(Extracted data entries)

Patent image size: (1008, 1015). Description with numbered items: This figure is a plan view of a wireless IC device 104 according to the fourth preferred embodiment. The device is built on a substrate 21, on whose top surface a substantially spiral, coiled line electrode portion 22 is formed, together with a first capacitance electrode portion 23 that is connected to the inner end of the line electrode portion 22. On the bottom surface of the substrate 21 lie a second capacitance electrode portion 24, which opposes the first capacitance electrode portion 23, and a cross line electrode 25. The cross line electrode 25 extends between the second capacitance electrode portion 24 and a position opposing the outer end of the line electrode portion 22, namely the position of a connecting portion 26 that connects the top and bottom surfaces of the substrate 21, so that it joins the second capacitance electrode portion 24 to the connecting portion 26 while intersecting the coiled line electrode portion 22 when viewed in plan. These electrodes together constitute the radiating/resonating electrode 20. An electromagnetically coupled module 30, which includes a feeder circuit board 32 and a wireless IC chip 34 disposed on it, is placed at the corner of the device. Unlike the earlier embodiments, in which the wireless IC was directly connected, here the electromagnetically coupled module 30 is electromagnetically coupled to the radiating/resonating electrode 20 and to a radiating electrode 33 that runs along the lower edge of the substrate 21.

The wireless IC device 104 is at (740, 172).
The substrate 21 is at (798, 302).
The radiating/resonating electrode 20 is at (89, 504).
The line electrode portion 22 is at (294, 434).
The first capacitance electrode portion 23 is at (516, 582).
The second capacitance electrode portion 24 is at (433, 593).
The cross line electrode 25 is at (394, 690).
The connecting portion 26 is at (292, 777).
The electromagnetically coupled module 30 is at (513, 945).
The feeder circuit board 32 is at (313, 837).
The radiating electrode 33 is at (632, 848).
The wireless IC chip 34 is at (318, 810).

→ Stated exercise: Copy out everything from the start of the lines down to the line that contains "The wireless IC device 104 is at (740, 172).", including that line.

→ Answer below:
Patent image size: (1008, 1015). Description with numbered items: This figure is a plan view of a wireless IC device 104 according to the fourth preferred embodiment. The device is built on a substrate 21, on whose top surface a substantially spiral, coiled line electrode portion 22 is formed, together with a first capacitance electrode portion 23 that is connected to the inner end of the line electrode portion 22. On the bottom surface of the substrate 21 lie a second capacitance electrode portion 24, which opposes the first capacitance electrode portion 23, and a cross line electrode 25. The cross line electrode 25 extends between the second capacitance electrode portion 24 and a position opposing the outer end of the line electrode portion 22, namely the position of a connecting portion 26 that connects the top and bottom surfaces of the substrate 21, so that it joins the second capacitance electrode portion 24 to the connecting portion 26 while intersecting the coiled line electrode portion 22 when viewed in plan. These electrodes together constitute the radiating/resonating electrode 20. An electromagnetically coupled module 30, which includes a feeder circuit board 32 and a wireless IC chip 34 disposed on it, is placed at the corner of the device. Unlike the earlier embodiments, in which the wireless IC was directly connected, here the electromagnetically coupled module 30 is electromagnetically coupled to the radiating/resonating electrode 20 and to a radiating electrode 33 that runs along the lower edge of the substrate 21.

The wireless IC device 104 is at (740, 172).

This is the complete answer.